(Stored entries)
* * * *

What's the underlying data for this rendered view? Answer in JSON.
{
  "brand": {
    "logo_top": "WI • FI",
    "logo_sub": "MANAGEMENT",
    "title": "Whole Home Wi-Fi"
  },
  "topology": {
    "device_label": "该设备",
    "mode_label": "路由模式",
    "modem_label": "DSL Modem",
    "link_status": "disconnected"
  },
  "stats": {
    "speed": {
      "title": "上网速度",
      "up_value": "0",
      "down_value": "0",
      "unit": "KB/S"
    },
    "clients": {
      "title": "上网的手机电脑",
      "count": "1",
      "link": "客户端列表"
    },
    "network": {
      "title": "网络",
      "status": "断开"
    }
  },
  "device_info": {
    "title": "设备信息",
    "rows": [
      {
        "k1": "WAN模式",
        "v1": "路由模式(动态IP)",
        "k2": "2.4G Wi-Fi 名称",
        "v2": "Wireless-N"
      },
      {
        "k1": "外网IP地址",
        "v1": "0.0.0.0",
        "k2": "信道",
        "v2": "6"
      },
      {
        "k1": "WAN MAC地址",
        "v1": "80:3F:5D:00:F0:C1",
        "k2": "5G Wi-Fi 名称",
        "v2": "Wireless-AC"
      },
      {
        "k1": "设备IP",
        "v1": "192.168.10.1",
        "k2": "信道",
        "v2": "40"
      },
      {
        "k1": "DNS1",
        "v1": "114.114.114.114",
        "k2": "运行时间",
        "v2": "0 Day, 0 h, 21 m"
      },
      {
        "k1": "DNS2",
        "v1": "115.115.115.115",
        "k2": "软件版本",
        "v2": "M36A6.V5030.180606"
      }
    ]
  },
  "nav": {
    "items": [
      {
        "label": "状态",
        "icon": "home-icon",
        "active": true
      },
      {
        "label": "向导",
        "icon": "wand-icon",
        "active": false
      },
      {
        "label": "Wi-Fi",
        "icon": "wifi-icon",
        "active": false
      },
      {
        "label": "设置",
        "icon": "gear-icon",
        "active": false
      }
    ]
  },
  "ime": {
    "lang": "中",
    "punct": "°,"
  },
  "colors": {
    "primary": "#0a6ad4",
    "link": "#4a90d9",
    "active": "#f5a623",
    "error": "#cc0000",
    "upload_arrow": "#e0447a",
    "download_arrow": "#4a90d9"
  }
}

* * * *

Output all of the data above without any alteration.

What's the underlying data for this rendered view? Answer in JSON.
{
  "brand": {
    "logo_top": "WI • FI",
    "logo_sub": "MANAGEMENT",
    "title": "Whole Home Wi-Fi"
  },
  "topology": {
    "device_label": "该设备",
    "mode_label": "路由模式",
    "modem_label": "DSL Modem",
    "link_status": "disconnected"
  },
  "stats": {
    "speed": {
      "title": "上网速度",
      "up_value": "0",
      "down_value": "0",
      "unit": "KB/S"
    },
    "clients": {
      "title": "上网的手机电脑",
      "count": "1",
      "link": "客户端列表"
    },
    "network": {
      "title": "网络",
      "status": "断开"
    }
  },
  "device_info": {
    "title": "设备信息",
    "rows": [
      {
        "k1": "WAN模式",
        "v1": "路由模式(动态IP)",
        "k2": "2.4G Wi-Fi 名称",
        "v2": "Wireless-N"
      },
      {
        "k1": "外网IP地址",
        "v1": "0.0.0.0",
        "k2": "信道",
        "v2": "6"
      },
      {
        "k1": "WAN MAC地址",
        "v1": "80:3F:5D:00:F0:C1",
        "k2": "5G Wi-Fi 名称",
        "v2": "Wireless-AC"
      },
      {
        "k1": "设备IP",
        "v1": "192.168.10.1",
        "k2": "信道",
        "v2": "40"
      },
      {
        "k1": "DNS1",
        "v1": "114.114.114.114",
        "k2": "运行时间",
        "v2": "0 Day, 0 h, 21 m"
      },
      {
        "k1": "DNS2",
        "v1": "115.115.115.115",
        "k2": "软件版本",
        "v2": "M36A6.V5030.180606"
      }
    ]
  },
  "nav": {
    "items": [
      {
        "label": "状态",
        "icon": "home-icon",
        "active": true
      },
      {
        "label": "向导",
        "icon": "wand-icon",
        "active": false
      },
      {
        "label": "Wi-Fi",
        "icon": "wifi-icon",
        "active": false
      },
      {
        "label": "设置",
        "icon": "gear-icon",
        "active": false
      }
    ]
  },
  "ime": {
    "lang": "中",
    "punct": "°,"
  },
  "colors": {
    "primary": "#0a6ad4",
    "link": "#4a90d9",
    "active": "#f5a623",
    "error": "#cc0000",
    "upload_arrow": "#e0447a",
    "download_arrow": "#4a90d9"
  }
}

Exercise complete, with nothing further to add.